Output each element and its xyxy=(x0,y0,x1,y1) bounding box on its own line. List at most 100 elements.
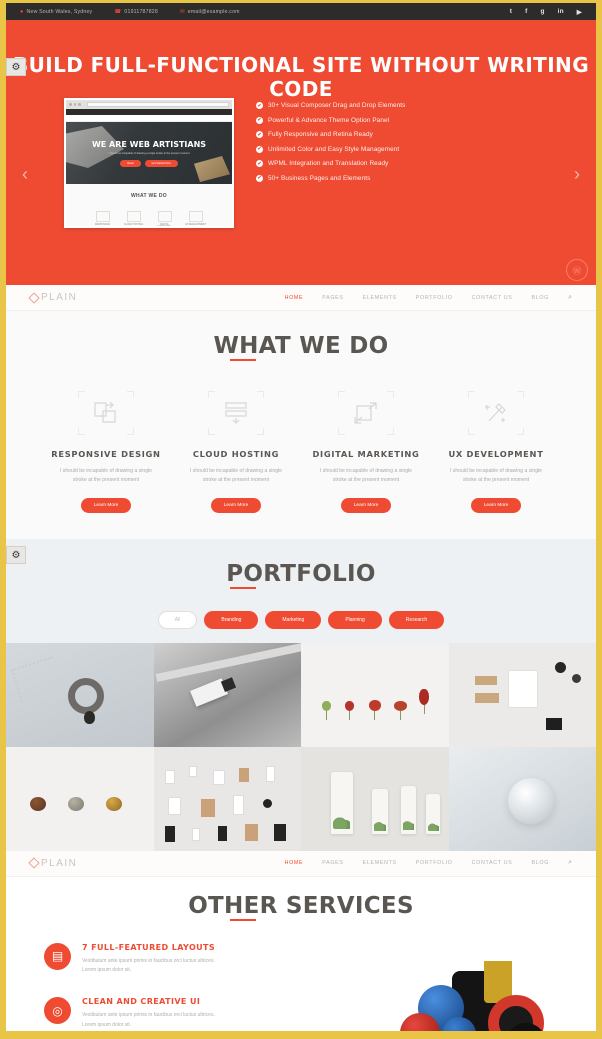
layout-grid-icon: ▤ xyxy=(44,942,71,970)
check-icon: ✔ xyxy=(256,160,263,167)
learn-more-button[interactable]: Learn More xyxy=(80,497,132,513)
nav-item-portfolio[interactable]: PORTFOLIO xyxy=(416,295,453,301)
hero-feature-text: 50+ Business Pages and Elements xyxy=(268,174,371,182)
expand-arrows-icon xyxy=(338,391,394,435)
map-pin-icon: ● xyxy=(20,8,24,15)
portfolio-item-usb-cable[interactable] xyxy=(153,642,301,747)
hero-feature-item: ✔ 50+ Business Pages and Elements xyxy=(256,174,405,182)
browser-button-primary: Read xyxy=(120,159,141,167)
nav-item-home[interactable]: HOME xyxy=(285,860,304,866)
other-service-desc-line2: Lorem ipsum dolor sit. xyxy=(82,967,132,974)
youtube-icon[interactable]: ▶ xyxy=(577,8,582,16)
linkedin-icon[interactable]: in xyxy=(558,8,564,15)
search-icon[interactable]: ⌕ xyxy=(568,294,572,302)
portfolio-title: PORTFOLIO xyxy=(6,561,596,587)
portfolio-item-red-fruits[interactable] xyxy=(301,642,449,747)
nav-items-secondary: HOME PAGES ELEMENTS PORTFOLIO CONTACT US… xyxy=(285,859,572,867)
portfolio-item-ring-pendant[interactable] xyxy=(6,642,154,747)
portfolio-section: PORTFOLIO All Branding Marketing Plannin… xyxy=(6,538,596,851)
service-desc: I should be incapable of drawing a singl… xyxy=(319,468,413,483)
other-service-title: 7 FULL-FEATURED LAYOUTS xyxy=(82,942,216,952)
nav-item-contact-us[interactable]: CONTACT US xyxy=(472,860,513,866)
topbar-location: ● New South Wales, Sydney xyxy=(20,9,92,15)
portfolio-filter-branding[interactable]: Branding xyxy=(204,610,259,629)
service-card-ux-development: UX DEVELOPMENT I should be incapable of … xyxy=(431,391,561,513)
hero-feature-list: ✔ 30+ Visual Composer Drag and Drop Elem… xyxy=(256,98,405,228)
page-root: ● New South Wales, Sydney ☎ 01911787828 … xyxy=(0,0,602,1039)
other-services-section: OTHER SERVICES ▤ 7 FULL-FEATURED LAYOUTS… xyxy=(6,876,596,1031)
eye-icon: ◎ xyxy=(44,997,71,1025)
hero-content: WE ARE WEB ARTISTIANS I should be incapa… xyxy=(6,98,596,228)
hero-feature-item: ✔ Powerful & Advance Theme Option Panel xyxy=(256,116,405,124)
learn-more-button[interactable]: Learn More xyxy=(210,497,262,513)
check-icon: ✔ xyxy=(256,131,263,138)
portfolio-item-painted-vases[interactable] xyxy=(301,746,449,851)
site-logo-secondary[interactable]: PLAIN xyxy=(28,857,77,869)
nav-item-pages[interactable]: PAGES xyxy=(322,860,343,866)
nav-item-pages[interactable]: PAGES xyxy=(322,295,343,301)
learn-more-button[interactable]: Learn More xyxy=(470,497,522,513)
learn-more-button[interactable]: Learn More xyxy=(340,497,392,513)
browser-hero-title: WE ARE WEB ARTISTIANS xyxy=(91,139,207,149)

Directive: Write out the data again with every "Learn More" changed to "Read More" and all other text left the same. Leave the pictures out.

Full response:
Output each element and its xyxy=(x0,y0,x1,y1) bounding box on its own line. List at most 100 elements.
layout-grid-icon: ▤ xyxy=(44,942,71,970)
check-icon: ✔ xyxy=(256,160,263,167)
learn-more-button[interactable]: Read More xyxy=(80,497,132,513)
nav-item-portfolio[interactable]: PORTFOLIO xyxy=(416,295,453,301)
hero-feature-text: 50+ Business Pages and Elements xyxy=(268,174,371,182)
expand-arrows-icon xyxy=(338,391,394,435)
map-pin-icon: ● xyxy=(20,8,24,15)
portfolio-item-usb-cable[interactable] xyxy=(153,642,301,747)
hero-feature-item: ✔ 50+ Business Pages and Elements xyxy=(256,174,405,182)
browser-button-primary: Read xyxy=(120,159,141,167)
nav-item-home[interactable]: HOME xyxy=(285,860,304,866)
other-service-desc-line2: Lorem ipsum dolor sit. xyxy=(82,967,132,974)
youtube-icon[interactable]: ▶ xyxy=(577,8,582,16)
linkedin-icon[interactable]: in xyxy=(558,8,564,15)
search-icon[interactable]: ⌕ xyxy=(568,294,572,302)
portfolio-title: PORTFOLIO xyxy=(6,561,596,587)
portfolio-item-red-fruits[interactable] xyxy=(301,642,449,747)
nav-items-secondary: HOME PAGES ELEMENTS PORTFOLIO CONTACT US… xyxy=(285,859,572,867)
portfolio-item-ring-pendant[interactable] xyxy=(6,642,154,747)
portfolio-section: PORTFOLIO All Branding Marketing Plannin… xyxy=(6,538,596,851)
service-desc: I should be incapable of drawing a singl… xyxy=(319,468,413,483)
other-service-title: 7 FULL-FEATURED LAYOUTS xyxy=(82,942,216,952)
nav-item-contact-us[interactable]: CONTACT US xyxy=(472,860,513,866)
topbar-location: ● New South Wales, Sydney xyxy=(20,9,92,15)
portfolio-filter-branding[interactable]: Branding xyxy=(204,610,259,629)
service-card-ux-development: UX DEVELOPMENT I should be incapable of … xyxy=(431,391,561,513)
hero-feature-list: ✔ 30+ Visual Composer Drag and Drop Elem… xyxy=(256,98,405,228)
page-root: ● New South Wales, Sydney ☎ 01911787828 … xyxy=(0,0,602,1039)
other-services-section: OTHER SERVICES ▤ 7 FULL-FEATURED LAYOUTS… xyxy=(6,876,596,1031)
eye-icon: ◎ xyxy=(44,997,71,1025)
hero-content: WE ARE WEB ARTISTIANS I should be incapa… xyxy=(6,98,596,228)
hero-feature-item: ✔ Powerful & Advance Theme Option Panel xyxy=(256,116,405,124)
learn-more-button[interactable]: Read More xyxy=(210,497,262,513)
check-icon: ✔ xyxy=(256,131,263,138)
portfolio-item-painted-vases[interactable] xyxy=(301,746,449,851)
site-logo-secondary[interactable]: PLAIN xyxy=(28,857,77,869)
nav-item-pages[interactable]: PAGES xyxy=(322,860,343,866)
nav-item-pages[interactable]: PAGES xyxy=(322,295,343,301)
learn-more-button[interactable]: Read More xyxy=(470,497,522,513)
learn-more-button[interactable]: Read More xyxy=(340,497,392,513)
browser-hero-title: WE ARE WEB ARTISTIANS xyxy=(91,139,207,149)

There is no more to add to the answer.